> **WORK TO COMPLETE**:
Reproduce the data exactly and drop any pictures it holds.

> **DATASET EXTRACT**:
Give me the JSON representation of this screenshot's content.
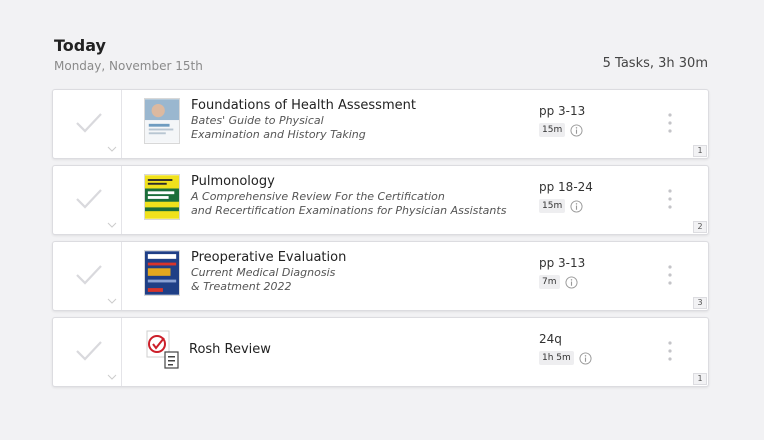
{
  "header": {
    "title": "Today",
    "date": "Monday, November 15th",
    "summary": "5 Tasks, 3h 30m"
  },
  "tasks": [
    {
      "title": "Foundations of Health Assessment",
      "subtitle": "Bates' Guide to Physical\nExamination and History Taking",
      "pages": "pp 3-13",
      "duration": "15m",
      "order": "1",
      "cover_icon": "book-cover-bates",
      "cover_color": "#6f9cc0"
    },
    {
      "title": "Pulmonology",
      "subtitle": "A Comprehensive Review For the Certification\nand Recertification Examinations for Physician Assistants",
      "pages": "pp 18-24",
      "duration": "15m",
      "order": "2",
      "cover_icon": "book-cover-pa-review",
      "cover_color": "#f0e11c"
    },
    {
      "title": "Preoperative Evaluation",
      "subtitle": "Current Medical Diagnosis\n& Treatment 2022",
      "pages": "pp 3-13",
      "duration": "7m",
      "order": "3",
      "cover_icon": "book-cover-cmdt",
      "cover_color": "#1f3f86"
    },
    {
      "title": "Rosh Review",
      "pages": "24q",
      "duration": "1h 5m",
      "order": "1",
      "cover_icon": "rosh-review-icon",
      "cover_color": "#cc1f2a"
    }
  ]
}
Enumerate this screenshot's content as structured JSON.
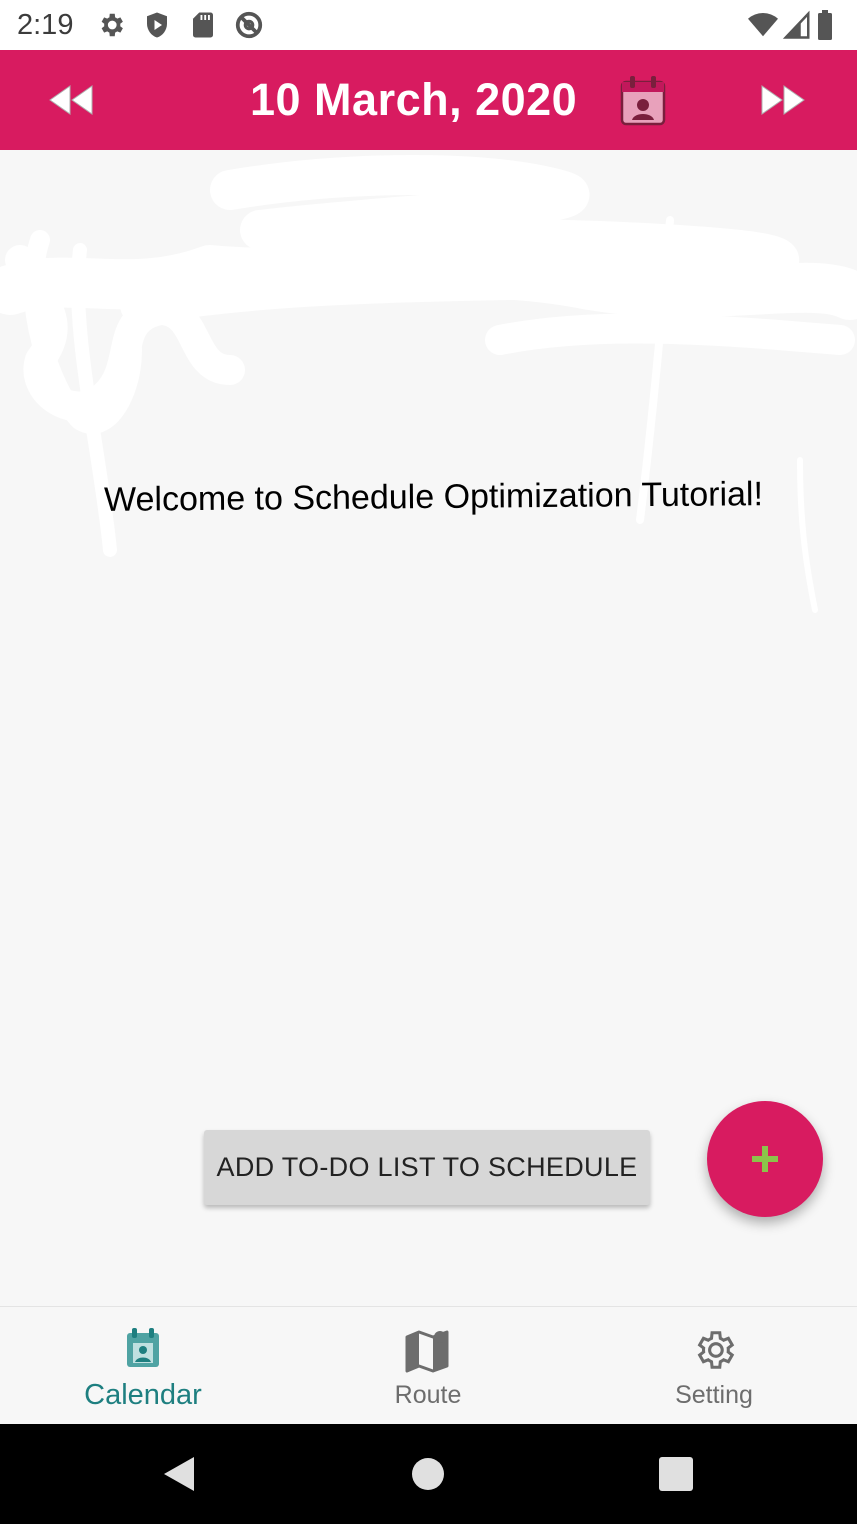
{
  "status_bar": {
    "time": "2:19",
    "icons": [
      "gear-icon",
      "shield-icon",
      "sd-card-icon",
      "at-sign-icon",
      "wifi-icon",
      "cell-signal-icon",
      "battery-icon"
    ]
  },
  "header": {
    "date": "10 March, 2020",
    "prev_icon": "rewind-icon",
    "next_icon": "fast-forward-icon",
    "calendar_icon": "calendar-icon",
    "color": "#d81b60"
  },
  "main": {
    "welcome_text": "Welcome to Schedule Optimization Tutorial!",
    "add_todo_button": "ADD TO-DO LIST TO SCHEDULE",
    "fab_icon": "plus-icon",
    "fab_color": "#d81b60",
    "fab_plus_color": "#8bc34a"
  },
  "bottom_nav": {
    "items": [
      {
        "label": "Calendar",
        "icon": "calendar-icon",
        "active": true
      },
      {
        "label": "Route",
        "icon": "map-icon",
        "active": false
      },
      {
        "label": "Setting",
        "icon": "gear-icon",
        "active": false
      }
    ],
    "active_color": "#1e7f80",
    "inactive_color": "#6d6d6d"
  },
  "system_nav": {
    "icons": [
      "back-icon",
      "home-icon",
      "recents-icon"
    ]
  }
}
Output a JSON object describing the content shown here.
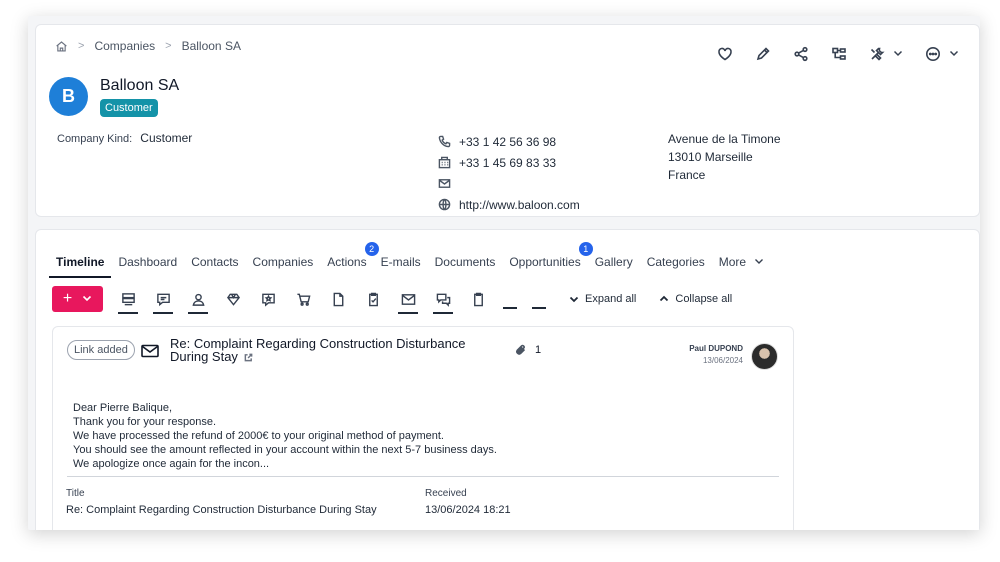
{
  "breadcrumb": {
    "items": [
      "Companies",
      "Balloon SA"
    ]
  },
  "company": {
    "avatar_letter": "B",
    "name": "Balloon SA",
    "badge": "Customer",
    "kind_label": "Company Kind:",
    "kind_value": "Customer",
    "phone": "+33 1 42 56 36 98",
    "fax": "+33 1 45 69 83 33",
    "email": "",
    "website": "http://www.baloon.com",
    "address": [
      "Avenue de la Timone",
      "13010 Marseille",
      "France"
    ]
  },
  "tabs": [
    {
      "label": "Timeline",
      "active": true,
      "count": ""
    },
    {
      "label": "Dashboard",
      "active": false,
      "count": ""
    },
    {
      "label": "Contacts",
      "active": false,
      "count": ""
    },
    {
      "label": "Companies",
      "active": false,
      "count": ""
    },
    {
      "label": "Actions",
      "active": false,
      "count": "2"
    },
    {
      "label": "E-mails",
      "active": false,
      "count": ""
    },
    {
      "label": "Documents",
      "active": false,
      "count": ""
    },
    {
      "label": "Opportunities",
      "active": false,
      "count": "1"
    },
    {
      "label": "Gallery",
      "active": false,
      "count": ""
    },
    {
      "label": "Categories",
      "active": false,
      "count": ""
    }
  ],
  "tabs_more": "More",
  "toolbar": {
    "add": "+",
    "expand_all": "Expand all",
    "collapse_all": "Collapse all"
  },
  "email": {
    "link_badge": "Link added",
    "subject": "Re: Complaint Regarding Construction Disturbance During Stay",
    "attachments": "1",
    "sender_name": "Paul DUPOND",
    "sender_date": "13/06/2024",
    "body": [
      "Dear Pierre Balique,",
      "Thank you for your response.",
      "We have processed the refund of 2000€ to your original method of payment.",
      "You should see the amount reflected in your account within the next 5-7 business days.",
      "We apologize once again for the incon..."
    ],
    "title_label": "Title",
    "title_value": "Re: Complaint Regarding Construction Disturbance During Stay",
    "received_label": "Received",
    "received_value": "13/06/2024 18:21"
  },
  "colors": {
    "primary": "#1e7fd8",
    "badge": "#1493a8",
    "add_button": "#e8175d",
    "count_badge": "#2563eb"
  }
}
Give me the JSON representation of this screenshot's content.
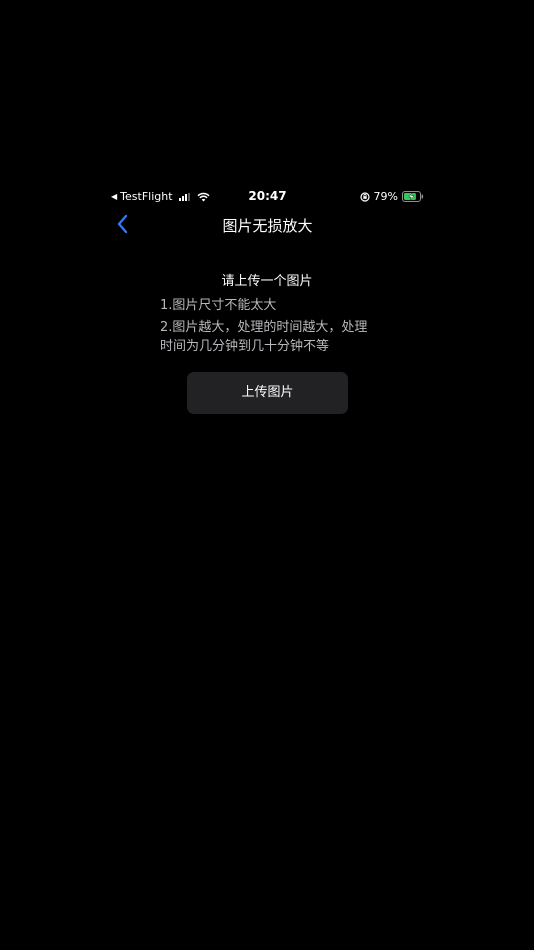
{
  "status_bar": {
    "back_app": "TestFlight",
    "time": "20:47",
    "battery_percent": "79%",
    "battery_level": 0.79,
    "signal_bars_active": 3
  },
  "nav": {
    "title": "图片无损放大",
    "accent_color": "#3478F6"
  },
  "content": {
    "prompt": "请上传一个图片",
    "notes": [
      "1.图片尺寸不能太大",
      "2.图片越大，处理的时间越大，处理时间为几分钟到几十分钟不等"
    ],
    "upload_label": "上传图片"
  },
  "colors": {
    "background": "#000000",
    "button_bg": "#222224",
    "note_text": "#B9B9BD"
  }
}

> **EXERCISE SOLUTION**:
Give me the JSON representation of this screenshot's content.
{
  "header": {
    "title": "Today",
    "date": "Monday, November 15th",
    "summary": "5 Tasks, 3h 30m"
  },
  "tasks": [
    {
      "title": "Foundations of Health Assessment",
      "subtitle": "Bates' Guide to Physical\nExamination and History Taking",
      "pages": "pp 3-13",
      "duration": "15m",
      "order": "1",
      "cover_icon": "book-cover-bates",
      "cover_color": "#6f9cc0"
    },
    {
      "title": "Pulmonology",
      "subtitle": "A Comprehensive Review For the Certification\nand Recertification Examinations for Physician Assistants",
      "pages": "pp 18-24",
      "duration": "15m",
      "order": "2",
      "cover_icon": "book-cover-pa-review",
      "cover_color": "#f0e11c"
    },
    {
      "title": "Preoperative Evaluation",
      "subtitle": "Current Medical Diagnosis\n& Treatment 2022",
      "pages": "pp 3-13",
      "duration": "7m",
      "order": "3",
      "cover_icon": "book-cover-cmdt",
      "cover_color": "#1f3f86"
    },
    {
      "title": "Rosh Review",
      "pages": "24q",
      "duration": "1h 5m",
      "order": "1",
      "cover_icon": "rosh-review-icon",
      "cover_color": "#cc1f2a"
    }
  ]
}
Enumerate this screenshot's content as structured JSON.
{
  "status_bar": {
    "time": "2:19",
    "icons": [
      "gear-icon",
      "shield-icon",
      "sd-card-icon",
      "at-sign-icon",
      "wifi-icon",
      "cell-signal-icon",
      "battery-icon"
    ]
  },
  "header": {
    "date": "10 March, 2020",
    "prev_icon": "rewind-icon",
    "next_icon": "fast-forward-icon",
    "calendar_icon": "calendar-icon",
    "color": "#d81b60"
  },
  "main": {
    "welcome_text": "Welcome to Schedule Optimization Tutorial!",
    "add_todo_button": "ADD TO-DO LIST TO SCHEDULE",
    "fab_icon": "plus-icon",
    "fab_color": "#d81b60",
    "fab_plus_color": "#8bc34a"
  },
  "bottom_nav": {
    "items": [
      {
        "label": "Calendar",
        "icon": "calendar-icon",
        "active": true
      },
      {
        "label": "Route",
        "icon": "map-icon",
        "active": false
      },
      {
        "label": "Setting",
        "icon": "gear-icon",
        "active": false
      }
    ],
    "active_color": "#1e7f80",
    "inactive_color": "#6d6d6d"
  },
  "system_nav": {
    "icons": [
      "back-icon",
      "home-icon",
      "recents-icon"
    ]
  }
}
Output a JSON object describing the content shown here.
{
  "breadcrumb": {
    "items": [
      "Companies",
      "Balloon SA"
    ]
  },
  "company": {
    "avatar_letter": "B",
    "name": "Balloon SA",
    "badge": "Customer",
    "kind_label": "Company Kind:",
    "kind_value": "Customer",
    "phone": "+33 1 42 56 36 98",
    "fax": "+33 1 45 69 83 33",
    "email": "",
    "website": "http://www.baloon.com",
    "address": [
      "Avenue de la Timone",
      "13010 Marseille",
      "France"
    ]
  },
  "tabs": [
    {
      "label": "Timeline",
      "active": true,
      "count": ""
    },
    {
      "label": "Dashboard",
      "active": false,
      "count": ""
    },
    {
      "label": "Contacts",
      "active": false,
      "count": ""
    },
    {
      "label": "Companies",
      "active": false,
      "count": ""
    },
    {
      "label": "Actions",
      "active": false,
      "count": "2"
    },
    {
      "label": "E-mails",
      "active": false,
      "count": ""
    },
    {
      "label": "Documents",
      "active": false,
      "count": ""
    },
    {
      "label": "Opportunities",
      "active": false,
      "count": "1"
    },
    {
      "label": "Gallery",
      "active": false,
      "count": ""
    },
    {
      "label": "Categories",
      "active": false,
      "count": ""
    }
  ],
  "tabs_more": "More",
  "toolbar": {
    "add": "+",
    "expand_all": "Expand all",
    "collapse_all": "Collapse all"
  },
  "email": {
    "link_badge": "Link added",
    "subject": "Re: Complaint Regarding Construction Disturbance During Stay",
    "attachments": "1",
    "sender_name": "Paul DUPOND",
    "sender_date": "13/06/2024",
    "body": [
      "Dear Pierre Balique,",
      "Thank you for your response.",
      "We have processed the refund of 2000€ to your original method of payment.",
      "You should see the amount reflected in your account within the next 5-7 business days.",
      "We apologize once again for the incon..."
    ],
    "title_label": "Title",
    "title_value": "Re: Complaint Regarding Construction Disturbance During Stay",
    "received_label": "Received",
    "received_value": "13/06/2024 18:21"
  },
  "colors": {
    "primary": "#1e7fd8",
    "badge": "#1493a8",
    "add_button": "#e8175d",
    "count_badge": "#2563eb"
  }
}
Give me the JSON representation of this screenshot's content.
{
  "status_bar": {
    "back_app": "TestFlight",
    "time": "20:47",
    "battery_percent": "79%",
    "battery_level": 0.79,
    "signal_bars_active": 3
  },
  "nav": {
    "title": "图片无损放大",
    "accent_color": "#3478F6"
  },
  "content": {
    "prompt": "请上传一个图片",
    "notes": [
      "1.图片尺寸不能太大",
      "2.图片越大，处理的时间越大，处理时间为几分钟到几十分钟不等"
    ],
    "upload_label": "上传图片"
  },
  "colors": {
    "background": "#000000",
    "button_bg": "#222224",
    "note_text": "#B9B9BD"
  }
}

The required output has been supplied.